┌──

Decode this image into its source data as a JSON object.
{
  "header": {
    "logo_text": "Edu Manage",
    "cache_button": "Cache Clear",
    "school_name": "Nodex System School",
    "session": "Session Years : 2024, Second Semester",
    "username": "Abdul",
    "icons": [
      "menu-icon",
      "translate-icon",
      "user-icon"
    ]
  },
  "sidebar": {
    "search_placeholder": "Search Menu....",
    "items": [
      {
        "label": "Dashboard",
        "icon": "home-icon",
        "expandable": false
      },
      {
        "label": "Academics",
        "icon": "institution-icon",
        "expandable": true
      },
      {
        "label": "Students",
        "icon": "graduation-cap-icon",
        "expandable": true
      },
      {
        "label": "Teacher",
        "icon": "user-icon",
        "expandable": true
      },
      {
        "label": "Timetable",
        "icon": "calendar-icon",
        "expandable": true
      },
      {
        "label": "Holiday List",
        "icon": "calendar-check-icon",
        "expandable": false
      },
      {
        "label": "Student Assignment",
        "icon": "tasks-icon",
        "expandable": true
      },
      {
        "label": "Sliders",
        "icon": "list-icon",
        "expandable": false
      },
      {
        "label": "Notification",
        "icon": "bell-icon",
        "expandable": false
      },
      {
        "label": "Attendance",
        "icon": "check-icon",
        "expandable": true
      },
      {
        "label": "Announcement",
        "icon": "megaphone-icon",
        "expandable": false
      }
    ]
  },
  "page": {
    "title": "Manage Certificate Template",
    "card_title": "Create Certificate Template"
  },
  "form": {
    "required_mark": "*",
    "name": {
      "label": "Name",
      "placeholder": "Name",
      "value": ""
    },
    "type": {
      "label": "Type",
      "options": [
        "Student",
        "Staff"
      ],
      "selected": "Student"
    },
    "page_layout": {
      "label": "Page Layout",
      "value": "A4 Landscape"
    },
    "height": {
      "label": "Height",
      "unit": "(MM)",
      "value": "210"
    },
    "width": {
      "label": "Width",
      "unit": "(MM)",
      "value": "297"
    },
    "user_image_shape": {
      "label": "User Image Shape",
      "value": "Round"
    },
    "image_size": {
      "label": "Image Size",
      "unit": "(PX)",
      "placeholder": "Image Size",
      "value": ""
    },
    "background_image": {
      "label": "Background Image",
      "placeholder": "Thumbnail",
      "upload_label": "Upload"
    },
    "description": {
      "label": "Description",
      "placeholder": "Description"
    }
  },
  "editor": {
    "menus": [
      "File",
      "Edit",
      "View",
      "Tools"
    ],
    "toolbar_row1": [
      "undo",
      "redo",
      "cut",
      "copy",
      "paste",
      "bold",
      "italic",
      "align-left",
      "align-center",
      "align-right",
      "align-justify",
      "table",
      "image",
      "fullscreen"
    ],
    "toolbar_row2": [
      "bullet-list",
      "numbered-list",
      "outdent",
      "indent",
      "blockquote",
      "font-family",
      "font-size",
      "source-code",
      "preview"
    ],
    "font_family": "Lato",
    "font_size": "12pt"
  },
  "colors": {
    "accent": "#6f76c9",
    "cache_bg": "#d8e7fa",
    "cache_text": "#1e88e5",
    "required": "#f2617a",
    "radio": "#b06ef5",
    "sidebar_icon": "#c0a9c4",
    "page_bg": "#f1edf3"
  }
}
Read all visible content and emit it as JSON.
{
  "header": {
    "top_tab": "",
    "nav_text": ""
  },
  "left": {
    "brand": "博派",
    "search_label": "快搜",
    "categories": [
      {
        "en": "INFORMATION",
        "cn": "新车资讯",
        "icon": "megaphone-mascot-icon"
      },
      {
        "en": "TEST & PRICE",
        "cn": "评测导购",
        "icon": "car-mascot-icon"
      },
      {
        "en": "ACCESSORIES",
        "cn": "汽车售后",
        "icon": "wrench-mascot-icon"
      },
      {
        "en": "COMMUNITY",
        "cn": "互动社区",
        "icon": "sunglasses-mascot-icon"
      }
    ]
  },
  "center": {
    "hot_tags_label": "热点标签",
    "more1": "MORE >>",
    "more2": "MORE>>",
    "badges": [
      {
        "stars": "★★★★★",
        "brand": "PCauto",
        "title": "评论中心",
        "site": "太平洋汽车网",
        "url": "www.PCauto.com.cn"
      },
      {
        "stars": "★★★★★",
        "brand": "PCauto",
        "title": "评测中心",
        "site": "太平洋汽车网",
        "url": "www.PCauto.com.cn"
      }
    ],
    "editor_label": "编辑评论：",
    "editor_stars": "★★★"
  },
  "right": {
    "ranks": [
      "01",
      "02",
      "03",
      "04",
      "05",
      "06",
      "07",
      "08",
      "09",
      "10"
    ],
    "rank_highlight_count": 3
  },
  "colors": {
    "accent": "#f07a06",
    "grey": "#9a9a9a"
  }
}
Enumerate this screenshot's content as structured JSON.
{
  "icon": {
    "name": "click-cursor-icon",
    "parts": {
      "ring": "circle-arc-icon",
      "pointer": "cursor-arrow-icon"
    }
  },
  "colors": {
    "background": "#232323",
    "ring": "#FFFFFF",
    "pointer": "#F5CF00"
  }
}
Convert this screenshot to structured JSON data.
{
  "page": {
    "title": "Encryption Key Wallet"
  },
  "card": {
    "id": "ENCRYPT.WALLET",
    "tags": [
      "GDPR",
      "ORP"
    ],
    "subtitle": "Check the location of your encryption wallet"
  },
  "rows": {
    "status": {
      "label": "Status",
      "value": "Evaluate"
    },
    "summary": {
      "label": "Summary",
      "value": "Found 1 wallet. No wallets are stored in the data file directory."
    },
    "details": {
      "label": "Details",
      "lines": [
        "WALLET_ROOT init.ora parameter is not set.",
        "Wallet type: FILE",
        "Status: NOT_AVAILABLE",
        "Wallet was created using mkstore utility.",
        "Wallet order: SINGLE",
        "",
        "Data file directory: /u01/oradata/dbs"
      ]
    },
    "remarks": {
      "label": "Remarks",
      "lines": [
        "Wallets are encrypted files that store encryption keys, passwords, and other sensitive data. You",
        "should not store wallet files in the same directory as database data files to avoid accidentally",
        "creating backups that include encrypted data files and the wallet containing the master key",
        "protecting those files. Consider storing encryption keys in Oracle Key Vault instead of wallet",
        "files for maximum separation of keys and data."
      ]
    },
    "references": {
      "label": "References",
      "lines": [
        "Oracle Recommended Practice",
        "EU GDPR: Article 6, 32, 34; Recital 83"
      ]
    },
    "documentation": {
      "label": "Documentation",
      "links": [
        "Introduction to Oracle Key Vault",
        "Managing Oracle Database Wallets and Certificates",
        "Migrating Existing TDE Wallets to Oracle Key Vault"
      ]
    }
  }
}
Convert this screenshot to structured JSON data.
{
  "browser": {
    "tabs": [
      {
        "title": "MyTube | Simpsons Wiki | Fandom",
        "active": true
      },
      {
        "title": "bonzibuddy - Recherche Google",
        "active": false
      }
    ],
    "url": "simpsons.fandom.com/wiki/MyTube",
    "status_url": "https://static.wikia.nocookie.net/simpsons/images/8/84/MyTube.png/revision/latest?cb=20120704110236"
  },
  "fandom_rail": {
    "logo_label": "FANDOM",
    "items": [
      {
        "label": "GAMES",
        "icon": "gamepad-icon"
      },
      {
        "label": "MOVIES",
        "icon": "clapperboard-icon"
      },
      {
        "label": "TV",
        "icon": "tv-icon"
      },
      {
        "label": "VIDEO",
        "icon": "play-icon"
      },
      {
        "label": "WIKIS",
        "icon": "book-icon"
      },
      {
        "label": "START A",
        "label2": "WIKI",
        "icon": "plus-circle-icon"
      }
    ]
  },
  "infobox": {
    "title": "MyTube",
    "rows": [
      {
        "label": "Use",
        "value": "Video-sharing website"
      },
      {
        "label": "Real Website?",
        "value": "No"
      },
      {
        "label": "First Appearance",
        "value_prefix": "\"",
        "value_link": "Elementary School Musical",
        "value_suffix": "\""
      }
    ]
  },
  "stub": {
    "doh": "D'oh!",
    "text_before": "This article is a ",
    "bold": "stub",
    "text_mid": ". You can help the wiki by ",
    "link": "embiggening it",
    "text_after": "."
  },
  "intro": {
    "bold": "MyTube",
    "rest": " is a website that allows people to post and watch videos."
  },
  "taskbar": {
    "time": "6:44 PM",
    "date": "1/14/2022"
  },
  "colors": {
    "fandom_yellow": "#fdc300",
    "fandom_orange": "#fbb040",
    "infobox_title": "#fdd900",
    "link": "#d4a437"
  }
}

└──

Filter the records above for lines containing the word "Oracle", and copy those lines.

Expected answer:
        "protecting those files. Consider storing encryption keys in Oracle Key Vault instead of wallet",
        "Oracle Recommended Practice",
        "Introduction to Oracle Key Vault",
        "Managing Oracle Database Wallets and Certificates",
        "Migrating Existing TDE Wallets to Oracle Key Vault"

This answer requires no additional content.